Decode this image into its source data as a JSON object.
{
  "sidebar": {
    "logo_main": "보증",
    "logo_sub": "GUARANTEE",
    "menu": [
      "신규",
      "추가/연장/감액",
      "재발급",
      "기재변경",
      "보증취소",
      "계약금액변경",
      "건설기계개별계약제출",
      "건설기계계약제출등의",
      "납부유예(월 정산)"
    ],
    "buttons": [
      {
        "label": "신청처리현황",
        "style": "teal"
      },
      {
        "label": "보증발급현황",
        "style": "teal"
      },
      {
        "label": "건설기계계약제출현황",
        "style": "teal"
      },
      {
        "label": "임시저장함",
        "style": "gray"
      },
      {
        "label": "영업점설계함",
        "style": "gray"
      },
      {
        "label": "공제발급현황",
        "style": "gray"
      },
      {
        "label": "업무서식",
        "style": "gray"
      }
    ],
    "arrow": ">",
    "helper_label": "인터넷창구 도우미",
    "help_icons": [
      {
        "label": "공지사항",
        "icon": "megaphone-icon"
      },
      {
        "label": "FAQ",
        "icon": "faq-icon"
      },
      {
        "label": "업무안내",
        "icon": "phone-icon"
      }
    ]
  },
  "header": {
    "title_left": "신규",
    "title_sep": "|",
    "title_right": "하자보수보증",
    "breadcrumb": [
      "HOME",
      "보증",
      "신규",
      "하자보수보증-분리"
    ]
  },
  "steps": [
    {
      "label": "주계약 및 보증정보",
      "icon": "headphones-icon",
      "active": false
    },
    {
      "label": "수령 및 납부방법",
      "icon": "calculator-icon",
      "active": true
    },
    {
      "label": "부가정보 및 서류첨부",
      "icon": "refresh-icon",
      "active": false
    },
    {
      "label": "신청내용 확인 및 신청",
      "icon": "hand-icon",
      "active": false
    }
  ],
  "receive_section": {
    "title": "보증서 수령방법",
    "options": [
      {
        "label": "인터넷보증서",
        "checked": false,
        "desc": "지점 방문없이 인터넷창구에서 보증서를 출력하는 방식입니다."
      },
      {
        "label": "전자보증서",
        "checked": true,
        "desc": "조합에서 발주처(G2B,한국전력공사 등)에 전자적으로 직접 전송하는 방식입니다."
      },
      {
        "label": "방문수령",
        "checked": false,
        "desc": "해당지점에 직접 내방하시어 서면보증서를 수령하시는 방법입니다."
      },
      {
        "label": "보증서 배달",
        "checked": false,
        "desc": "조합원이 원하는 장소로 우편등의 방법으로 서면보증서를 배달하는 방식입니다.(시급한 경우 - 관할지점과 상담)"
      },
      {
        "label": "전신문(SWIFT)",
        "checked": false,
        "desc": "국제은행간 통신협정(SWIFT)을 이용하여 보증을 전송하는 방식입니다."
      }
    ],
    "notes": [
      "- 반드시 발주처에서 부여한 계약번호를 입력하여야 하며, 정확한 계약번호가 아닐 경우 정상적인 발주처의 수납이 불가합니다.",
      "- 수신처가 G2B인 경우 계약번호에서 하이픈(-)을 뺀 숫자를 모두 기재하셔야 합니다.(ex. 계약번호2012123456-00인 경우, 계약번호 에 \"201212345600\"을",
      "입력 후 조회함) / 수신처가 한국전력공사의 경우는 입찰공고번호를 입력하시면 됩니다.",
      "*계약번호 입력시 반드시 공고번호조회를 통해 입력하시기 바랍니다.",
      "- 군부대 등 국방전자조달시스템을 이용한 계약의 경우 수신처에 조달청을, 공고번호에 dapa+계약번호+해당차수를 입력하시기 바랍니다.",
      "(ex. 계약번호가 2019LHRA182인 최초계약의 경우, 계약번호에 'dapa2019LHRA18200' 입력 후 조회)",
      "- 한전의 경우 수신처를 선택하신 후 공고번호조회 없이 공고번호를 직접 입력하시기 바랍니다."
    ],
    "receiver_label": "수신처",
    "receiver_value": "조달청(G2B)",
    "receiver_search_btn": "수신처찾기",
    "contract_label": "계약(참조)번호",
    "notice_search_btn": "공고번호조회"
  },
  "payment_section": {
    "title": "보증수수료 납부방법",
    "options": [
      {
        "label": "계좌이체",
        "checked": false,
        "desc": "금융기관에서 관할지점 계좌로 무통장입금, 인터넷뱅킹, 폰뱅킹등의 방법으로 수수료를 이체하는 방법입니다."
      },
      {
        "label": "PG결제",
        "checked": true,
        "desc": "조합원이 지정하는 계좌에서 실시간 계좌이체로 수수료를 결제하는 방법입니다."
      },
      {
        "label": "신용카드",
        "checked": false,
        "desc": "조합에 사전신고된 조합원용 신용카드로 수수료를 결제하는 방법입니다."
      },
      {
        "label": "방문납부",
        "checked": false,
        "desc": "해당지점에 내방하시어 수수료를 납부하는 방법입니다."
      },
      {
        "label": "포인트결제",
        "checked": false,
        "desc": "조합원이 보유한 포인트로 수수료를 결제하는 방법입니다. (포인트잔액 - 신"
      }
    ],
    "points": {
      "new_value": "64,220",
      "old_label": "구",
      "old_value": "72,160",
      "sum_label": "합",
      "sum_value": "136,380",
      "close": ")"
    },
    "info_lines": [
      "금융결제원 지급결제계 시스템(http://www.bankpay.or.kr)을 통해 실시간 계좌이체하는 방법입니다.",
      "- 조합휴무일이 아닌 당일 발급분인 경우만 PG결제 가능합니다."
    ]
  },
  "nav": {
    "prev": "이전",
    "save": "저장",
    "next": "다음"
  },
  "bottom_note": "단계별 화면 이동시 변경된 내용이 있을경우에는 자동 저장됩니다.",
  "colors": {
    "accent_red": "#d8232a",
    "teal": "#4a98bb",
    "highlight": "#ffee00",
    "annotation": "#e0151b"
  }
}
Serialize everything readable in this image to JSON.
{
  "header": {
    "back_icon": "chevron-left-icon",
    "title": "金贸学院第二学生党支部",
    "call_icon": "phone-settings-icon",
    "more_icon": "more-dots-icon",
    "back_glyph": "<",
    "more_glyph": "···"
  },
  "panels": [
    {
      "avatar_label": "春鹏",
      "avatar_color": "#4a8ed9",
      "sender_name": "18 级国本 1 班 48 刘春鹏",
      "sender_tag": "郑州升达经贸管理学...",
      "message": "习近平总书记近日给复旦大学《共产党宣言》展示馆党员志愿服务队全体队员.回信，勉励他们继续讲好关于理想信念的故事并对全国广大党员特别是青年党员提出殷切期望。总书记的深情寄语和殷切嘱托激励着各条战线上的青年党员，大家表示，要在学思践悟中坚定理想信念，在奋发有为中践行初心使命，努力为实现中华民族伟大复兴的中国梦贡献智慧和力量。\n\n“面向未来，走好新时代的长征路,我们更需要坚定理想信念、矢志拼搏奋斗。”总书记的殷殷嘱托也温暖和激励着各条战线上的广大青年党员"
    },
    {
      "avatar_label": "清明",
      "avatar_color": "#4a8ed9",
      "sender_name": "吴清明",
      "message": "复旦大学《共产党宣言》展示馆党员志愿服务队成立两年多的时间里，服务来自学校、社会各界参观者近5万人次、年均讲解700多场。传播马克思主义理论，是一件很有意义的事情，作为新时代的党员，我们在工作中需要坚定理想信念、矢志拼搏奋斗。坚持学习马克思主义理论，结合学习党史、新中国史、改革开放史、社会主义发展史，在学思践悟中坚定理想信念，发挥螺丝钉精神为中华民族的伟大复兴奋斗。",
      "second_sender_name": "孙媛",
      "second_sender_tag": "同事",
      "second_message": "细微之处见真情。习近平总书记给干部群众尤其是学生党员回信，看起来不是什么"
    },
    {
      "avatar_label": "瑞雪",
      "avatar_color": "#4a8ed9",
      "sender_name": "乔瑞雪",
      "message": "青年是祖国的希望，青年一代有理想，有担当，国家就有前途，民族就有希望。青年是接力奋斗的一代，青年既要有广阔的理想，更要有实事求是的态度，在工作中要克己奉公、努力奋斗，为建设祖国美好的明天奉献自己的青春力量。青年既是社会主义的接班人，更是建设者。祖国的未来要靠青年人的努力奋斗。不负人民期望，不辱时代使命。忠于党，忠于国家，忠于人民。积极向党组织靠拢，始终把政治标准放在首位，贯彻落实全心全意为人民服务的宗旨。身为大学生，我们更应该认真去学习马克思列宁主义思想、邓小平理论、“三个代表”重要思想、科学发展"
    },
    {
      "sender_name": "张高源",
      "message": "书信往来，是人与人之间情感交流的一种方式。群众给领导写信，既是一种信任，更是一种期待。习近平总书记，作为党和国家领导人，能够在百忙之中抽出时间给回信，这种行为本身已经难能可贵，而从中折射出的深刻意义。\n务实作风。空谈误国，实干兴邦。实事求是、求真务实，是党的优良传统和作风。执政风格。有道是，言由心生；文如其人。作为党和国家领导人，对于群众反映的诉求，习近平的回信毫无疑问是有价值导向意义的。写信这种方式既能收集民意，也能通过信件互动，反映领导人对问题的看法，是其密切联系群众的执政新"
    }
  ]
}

Exercise directions – In the entries above, locate every line with the word "계약번호가" and copy it.

Result of the task –
      "- 반드시 발주처에서 부여한 계약번호를 입력하여야 하며, 정확한 계약번호가 아닐 경우 정상적인 발주처의 수납이 불가합니다.",
      "(ex. 계약번호가 2019LHRA182인 최초계약의 경우, 계약번호에 'dapa2019LHRA18200' 입력 후 조회)",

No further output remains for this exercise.